[START OF Provided material]

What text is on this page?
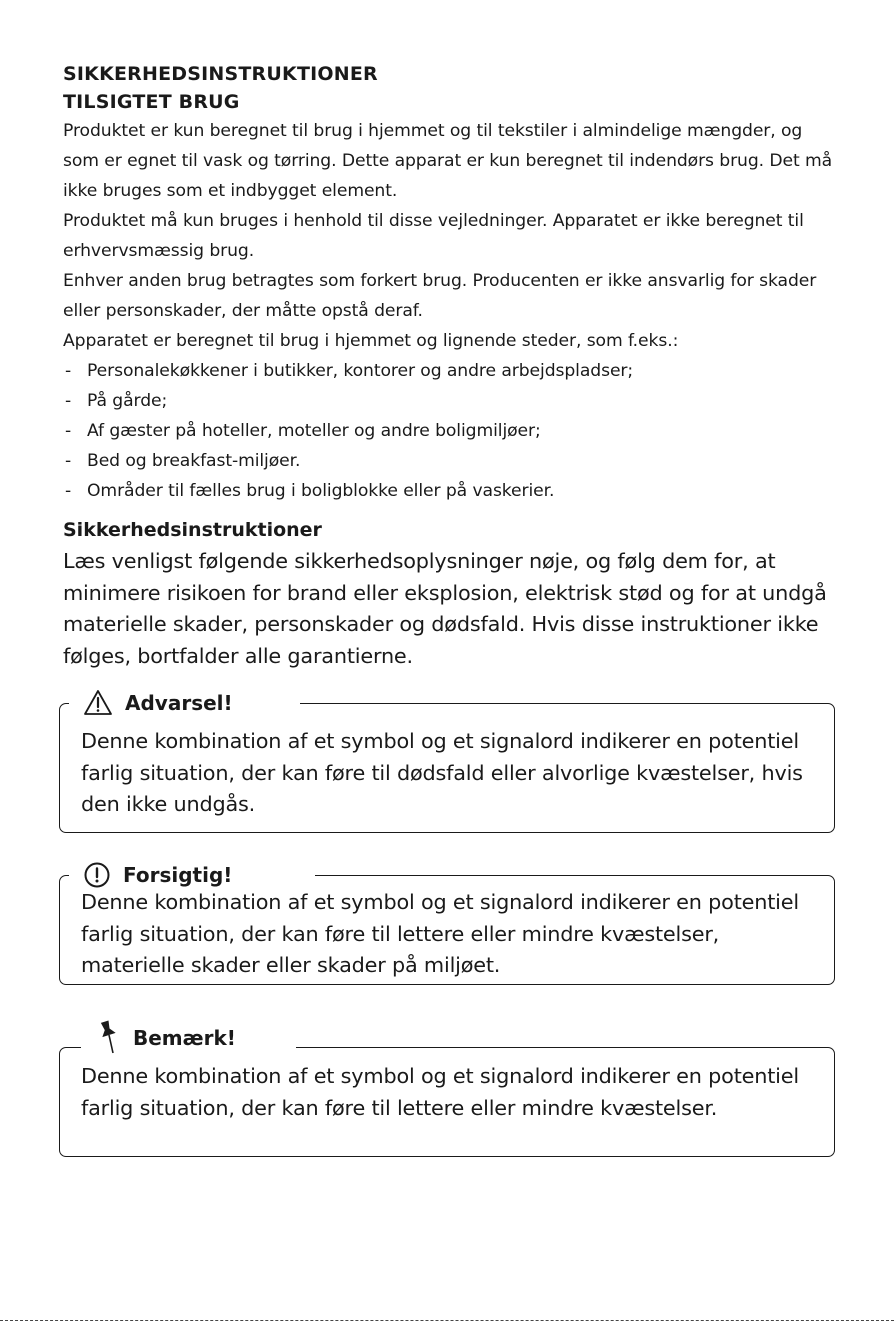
SIKKERHEDSINSTRUKTIONER
TILSIGTET BRUG

Produktet er kun beregnet til brug i hjemmet og til tekstiler i almindelige mængder, og som er egnet til vask og tørring. Dette apparat er kun beregnet til indendørs brug. Det må ikke bruges som et indbygget element.

Produktet må kun bruges i henhold til disse vejledninger. Apparatet er ikke beregnet til erhvervsmæssig brug.

Enhver anden brug betragtes som forkert brug. Producenten er ikke ansvarlig for skader eller personskader, der måtte opstå deraf.

Apparatet er beregnet til brug i hjemmet og lignende steder, som f.eks.:

- Personalekøkkener i butikker, kontorer og andre arbejdspladser;
- På gårde;
- Af gæster på hoteller, moteller og andre boligmiljøer;
- Bed og breakfast-miljøer.
- Områder til fælles brug i boligblokke eller på vaskerier.
Sikkerhedsinstruktioner

Læs venligst følgende sikkerhedsoplysninger nøje, og følg dem for, at minimere risikoen for brand eller eksplosion, elektrisk stød og for at undgå materielle skader, personskader og dødsfald. Hvis disse instruktioner ikke følges, bortfalder alle garantierne.

Advarsel!
Denne kombination af et symbol og et signalord indikerer en potentiel farlig situation, der kan føre til dødsfald eller alvorlige kvæstelser, hvis den ikke undgås.
Forsigtig!
Denne kombination af et symbol og et signalord indikerer en potentiel farlig situation, der kan føre til lettere eller mindre kvæstelser, materielle skader eller skader på miljøet.
Bemærk!
Denne kombination af et symbol og et signalord indikerer en potentiel farlig situation, der kan føre til lettere eller mindre kvæstelser.
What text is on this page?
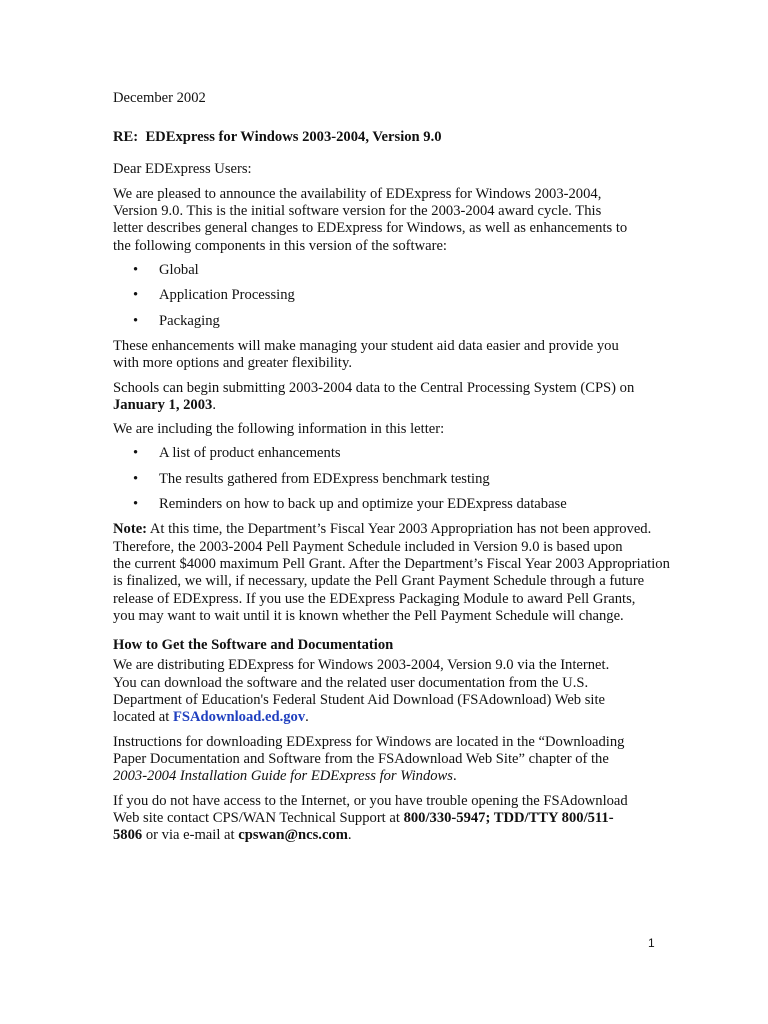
December 2002
RE: EDExpress for Windows 2003-2004, Version 9.0
Dear EDExpress Users:
We are pleased to announce the availability of EDExpress for Windows 2003-2004,
Version 9.0. This is the initial software version for the 2003-2004 award cycle. This
letter describes general changes to EDExpress for Windows, as well as enhancements to
the following components in this version of the software:
• Global
• Application Processing
• Packaging
These enhancements will make managing your student aid data easier and provide you
with more options and greater flexibility.
Schools can begin submitting 2003-2004 data to the Central Processing System (CPS) on
January 1, 2003.
We are including the following information in this letter:
• A list of product enhancements
• The results gathered from EDExpress benchmark testing
• Reminders on how to back up and optimize your EDExpress database
Note: At this time, the Department’s Fiscal Year 2003 Appropriation has not been approved.
Therefore, the 2003-2004 Pell Payment Schedule included in Version 9.0 is based upon
the current $4000 maximum Pell Grant. After the Department’s Fiscal Year 2003 Appropriation
is finalized, we will, if necessary, update the Pell Grant Payment Schedule through a future
release of EDExpress. If you use the EDExpress Packaging Module to award Pell Grants,
you may want to wait until it is known whether the Pell Payment Schedule will change.
How to Get the Software and Documentation
We are distributing EDExpress for Windows 2003-2004, Version 9.0 via the Internet.
You can download the software and the related user documentation from the U.S.
Department of Education's Federal Student Aid Download (FSAdownload) Web site
located at FSAdownload.ed.gov.
Instructions for downloading EDExpress for Windows are located in the “Downloading
Paper Documentation and Software from the FSAdownload Web Site” chapter of the
2003-2004 Installation Guide for EDExpress for Windows.
If you do not have access to the Internet, or you have trouble opening the FSAdownload
Web site contact CPS/WAN Technical Support at 800/330-5947; TDD/TTY 800/511-
5806 or via e-mail at cpswan@ncs.com.
1
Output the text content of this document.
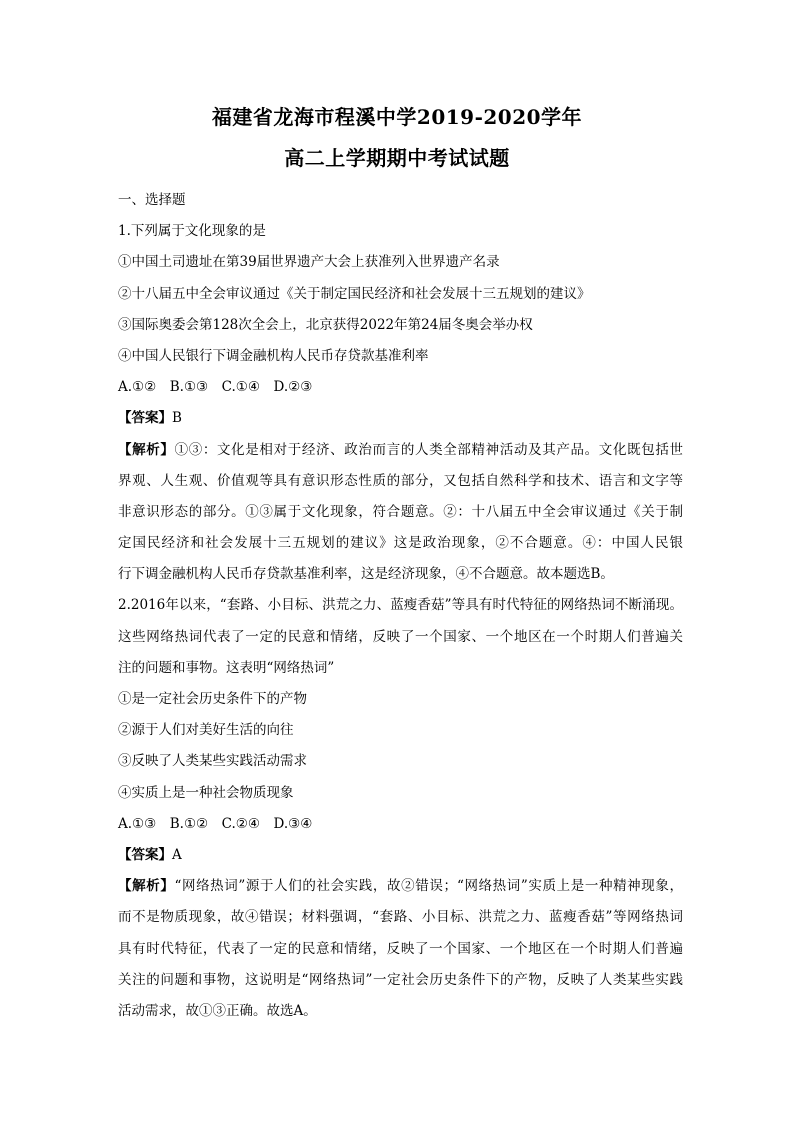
福建省龙海市程溪中学2019-2020学年
高二上学期期中考试试题
一、选择题
1.下列属于文化现象的是
①中国土司遗址在第39届世界遗产大会上获准列入世界遗产名录
②十八届五中全会审议通过《关于制定国民经济和社会发展十三五规划的建议》
③国际奥委会第128次全会上，北京获得2022年第24届冬奥会举办权
④中国人民银行下调金融机构人民币存贷款基准利率
A.①②　B.①③　C.①④　D.②③
【答案】B
【解析】①③：文化是相对于经济、政治而言的人类全部精神活动及其产品。文化既包括世
界观、人生观、价值观等具有意识形态性质的部分，又包括自然科学和技术、语言和文字等
非意识形态的部分。①③属于文化现象，符合题意。②：十八届五中全会审议通过《关于制
定国民经济和社会发展十三五规划的建议》这是政治现象，②不合题意。④：中国人民银
行下调金融机构人民币存贷款基准利率，这是经济现象，④不合题意。故本题选B。
2.2016年以来，“套路、小目标、洪荒之力、蓝瘦香菇”等具有时代特征的网络热词不断涌现。
这些网络热词代表了一定的民意和情绪，反映了一个国家、一个地区在一个时期人们普遍关
注的问题和事物。这表明“网络热词”
①是一定社会历史条件下的产物
②源于人们对美好生活的向往
③反映了人类某些实践活动需求
④实质上是一种社会物质现象
A.①③　B.①②　C.②④　D.③④
【答案】A
【解析】“网络热词”源于人们的社会实践，故②错误；“网络热词”实质上是一种精神现象，
而不是物质现象，故④错误；材料强调，“套路、小目标、洪荒之力、蓝瘦香菇”等网络热词
具有时代特征，代表了一定的民意和情绪，反映了一个国家、一个地区在一个时期人们普遍
关注的问题和事物，这说明是“网络热词”一定社会历史条件下的产物，反映了人类某些实践
活动需求，故①③正确。故选A。
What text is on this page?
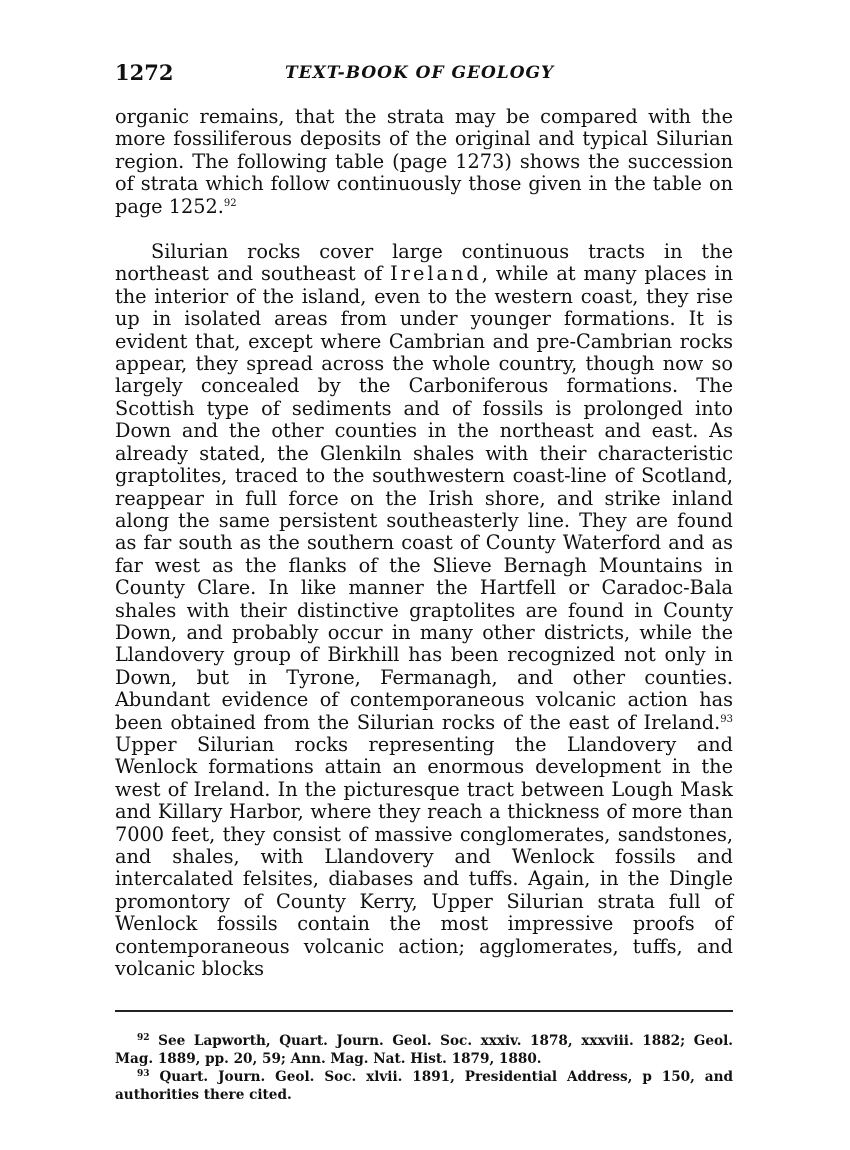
1272	TEXT-BOOK OF GEOLOGY

organic remains, that the strata may be compared with the more fossiliferous deposits of the original and typical Silurian region. The following table (page 1273) shows the succession of strata which follow continuously those given in the table on page 1252.92

Silurian rocks cover large continuous tracts in the northeast and southeast of Ireland, while at many places in the interior of the island, even to the western coast, they rise up in isolated areas from under younger formations. It is evident that, except where Cambrian and pre-Cambrian rocks appear, they spread across the whole country, though now so largely concealed by the Carboniferous formations. The Scottish type of sediments and of fossils is prolonged into Down and the other counties in the northeast and east. As already stated, the Glenkiln shales with their characteristic graptolites, traced to the southwestern coast-line of Scotland, reappear in full force on the Irish shore, and strike inland along the same persistent southeasterly line. They are found as far south as the southern coast of County Waterford and as far west as the flanks of the Slieve Bernagh Mountains in County Clare. In like manner the Hartfell or Caradoc-Bala shales with their distinctive graptolites are found in County Down, and probably occur in many other districts, while the Llandovery group of Birkhill has been recognized not only in Down, but in Tyrone, Fermanagh, and other counties. Abundant evidence of contemporaneous volcanic action has been obtained from the Silurian rocks of the east of Ireland.$^{93}$ Upper Silurian rocks representing the Llandovery and Wenlock formations attain an enormous development in the west of Ireland. In the picturesque tract between Lough Mask and Killary Harbor, where they reach a thickness of more than 7000 feet, they consist of massive conglomerates, sandstones, and shales, with Llandovery and Wenlock fossils and intercalated felsites, diabases and tuffs. Again, in the Dingle promontory of County Kerry, Upper Silurian strata full of Wenlock fossils contain the most impressive proofs of contemporaneous volcanic action; agglomerates, tuffs, and volcanic blocks

$^{92}$ See Lapworth, Quart. Journ. Geol. Soc. xxxiv. 1878, xxxviii. 1882; Geol. Mag. 1889, pp. 20, 59; Ann. Mag. Nat. Hist. 1879, 1880.

$^{93}$ Quart. Journ. Geol. Soc. xlvii. 1891, Presidential Address, p 150, and authorities there cited.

[END OF Provided material]

:: The request ::
Omit every picture, then reproduce the rest of the listing exactly.

:: Worked answer ::
What text is on this page?
SIKKERHEDSINSTRUKTIONER
TILSIGTET BRUG

Produktet er kun beregnet til brug i hjemmet og til tekstiler i almindelige mængder, og som er egnet til vask og tørring. Dette apparat er kun beregnet til indendørs brug. Det må ikke bruges som et indbygget element.

Produktet må kun bruges i henhold til disse vejledninger. Apparatet er ikke beregnet til erhvervsmæssig brug.

Enhver anden brug betragtes som forkert brug. Producenten er ikke ansvarlig for skader eller personskader, der måtte opstå deraf.

Apparatet er beregnet til brug i hjemmet og lignende steder, som f.eks.:

- Personalekøkkener i butikker, kontorer og andre arbejdspladser;
- På gårde;
- Af gæster på hoteller, moteller og andre boligmiljøer;
- Bed og breakfast-miljøer.
- Områder til fælles brug i boligblokke eller på vaskerier.
Sikkerhedsinstruktioner

Læs venligst følgende sikkerhedsoplysninger nøje, og følg dem for, at minimere risikoen for brand eller eksplosion, elektrisk stød og for at undgå materielle skader, personskader og dødsfald. Hvis disse instruktioner ikke følges, bortfalder alle garantierne.

Advarsel!
Denne kombination af et symbol og et signalord indikerer en potentiel farlig situation, der kan føre til dødsfald eller alvorlige kvæstelser, hvis den ikke undgås.
Forsigtig!
Denne kombination af et symbol og et signalord indikerer en potentiel farlig situation, der kan føre til lettere eller mindre kvæstelser, materielle skader eller skader på miljøet.
Bemærk!
Denne kombination af et symbol og et signalord indikerer en potentiel farlig situation, der kan føre til lettere eller mindre kvæstelser.
What text is on this page?
December 2002
RE: EDExpress for Windows 2003-2004, Version 9.0
Dear EDExpress Users:
We are pleased to announce the availability of EDExpress for Windows 2003-2004,
Version 9.0. This is the initial software version for the 2003-2004 award cycle. This
letter describes general changes to EDExpress for Windows, as well as enhancements to
the following components in this version of the software:
• Global
• Application Processing
• Packaging
These enhancements will make managing your student aid data easier and provide you
with more options and greater flexibility.
Schools can begin submitting 2003-2004 data to the Central Processing System (CPS) on
January 1, 2003.
We are including the following information in this letter:
• A list of product enhancements
• The results gathered from EDExpress benchmark testing
• Reminders on how to back up and optimize your EDExpress database
Note: At this time, the Department’s Fiscal Year 2003 Appropriation has not been approved.
Therefore, the 2003-2004 Pell Payment Schedule included in Version 9.0 is based upon
the current $4000 maximum Pell Grant. After the Department’s Fiscal Year 2003 Appropriation
is finalized, we will, if necessary, update the Pell Grant Payment Schedule through a future
release of EDExpress. If you use the EDExpress Packaging Module to award Pell Grants,
you may want to wait until it is known whether the Pell Payment Schedule will change.
How to Get the Software and Documentation
We are distributing EDExpress for Windows 2003-2004, Version 9.0 via the Internet.
You can download the software and the related user documentation from the U.S.
Department of Education's Federal Student Aid Download (FSAdownload) Web site
located at FSAdownload.ed.gov.
Instructions for downloading EDExpress for Windows are located in the “Downloading
Paper Documentation and Software from the FSAdownload Web Site” chapter of the
2003-2004 Installation Guide for EDExpress for Windows.
If you do not have access to the Internet, or you have trouble opening the FSAdownload
Web site contact CPS/WAN Technical Support at 800/330-5947; TDD/TTY 800/511-
5806 or via e-mail at cpswan@ncs.com.
1
Output the text content of this document.
福建省龙海市程溪中学2019-2020学年
高二上学期期中考试试题
一、选择题
1.下列属于文化现象的是
①中国土司遗址在第39届世界遗产大会上获准列入世界遗产名录
②十八届五中全会审议通过《关于制定国民经济和社会发展十三五规划的建议》
③国际奥委会第128次全会上，北京获得2022年第24届冬奥会举办权
④中国人民银行下调金融机构人民币存贷款基准利率
A.①②　B.①③　C.①④　D.②③
【答案】B
【解析】①③：文化是相对于经济、政治而言的人类全部精神活动及其产品。文化既包括世
界观、人生观、价值观等具有意识形态性质的部分，又包括自然科学和技术、语言和文字等
非意识形态的部分。①③属于文化现象，符合题意。②：十八届五中全会审议通过《关于制
定国民经济和社会发展十三五规划的建议》这是政治现象，②不合题意。④：中国人民银
行下调金融机构人民币存贷款基准利率，这是经济现象，④不合题意。故本题选B。
2.2016年以来，“套路、小目标、洪荒之力、蓝瘦香菇”等具有时代特征的网络热词不断涌现。
这些网络热词代表了一定的民意和情绪，反映了一个国家、一个地区在一个时期人们普遍关
注的问题和事物。这表明“网络热词”
①是一定社会历史条件下的产物
②源于人们对美好生活的向往
③反映了人类某些实践活动需求
④实质上是一种社会物质现象
A.①③　B.①②　C.②④　D.③④
【答案】A
【解析】“网络热词”源于人们的社会实践，故②错误；“网络热词”实质上是一种精神现象，
而不是物质现象，故④错误；材料强调，“套路、小目标、洪荒之力、蓝瘦香菇”等网络热词
具有时代特征，代表了一定的民意和情绪，反映了一个国家、一个地区在一个时期人们普遍
关注的问题和事物，这说明是“网络热词”一定社会历史条件下的产物，反映了人类某些实践
活动需求，故①③正确。故选A。
What text is on this page?
1272	TEXT-BOOK OF GEOLOGY

organic remains, that the strata may be compared with the more fossiliferous deposits of the original and typical Silurian region. The following table (page 1273) shows the succession of strata which follow continuously those given in the table on page 1252.92

Silurian rocks cover large continuous tracts in the northeast and southeast of Ireland, while at many places in the interior of the island, even to the western coast, they rise up in isolated areas from under younger formations. It is evident that, except where Cambrian and pre-Cambrian rocks appear, they spread across the whole country, though now so largely concealed by the Carboniferous formations. The Scottish type of sediments and of fossils is prolonged into Down and the other counties in the northeast and east. As already stated, the Glenkiln shales with their characteristic graptolites, traced to the southwestern coast-line of Scotland, reappear in full force on the Irish shore, and strike inland along the same persistent southeasterly line. They are found as far south as the southern coast of County Waterford and as far west as the flanks of the Slieve Bernagh Mountains in County Clare. In like manner the Hartfell or Caradoc-Bala shales with their distinctive graptolites are found in County Down, and probably occur in many other districts, while the Llandovery group of Birkhill has been recognized not only in Down, but in Tyrone, Fermanagh, and other counties. Abundant evidence of contemporaneous volcanic action has been obtained from the Silurian rocks of the east of Ireland.$^{93}$ Upper Silurian rocks representing the Llandovery and Wenlock formations attain an enormous development in the west of Ireland. In the picturesque tract between Lough Mask and Killary Harbor, where they reach a thickness of more than 7000 feet, they consist of massive conglomerates, sandstones, and shales, with Llandovery and Wenlock fossils and intercalated felsites, diabases and tuffs. Again, in the Dingle promontory of County Kerry, Upper Silurian strata full of Wenlock fossils contain the most impressive proofs of contemporaneous volcanic action; agglomerates, tuffs, and volcanic blocks

$^{92}$ See Lapworth, Quart. Journ. Geol. Soc. xxxiv. 1878, xxxviii. 1882; Geol. Mag. 1889, pp. 20, 59; Ann. Mag. Nat. Hist. 1879, 1880.

$^{93}$ Quart. Journ. Geol. Soc. xlvii. 1891, Presidential Address, p 150, and authorities there cited.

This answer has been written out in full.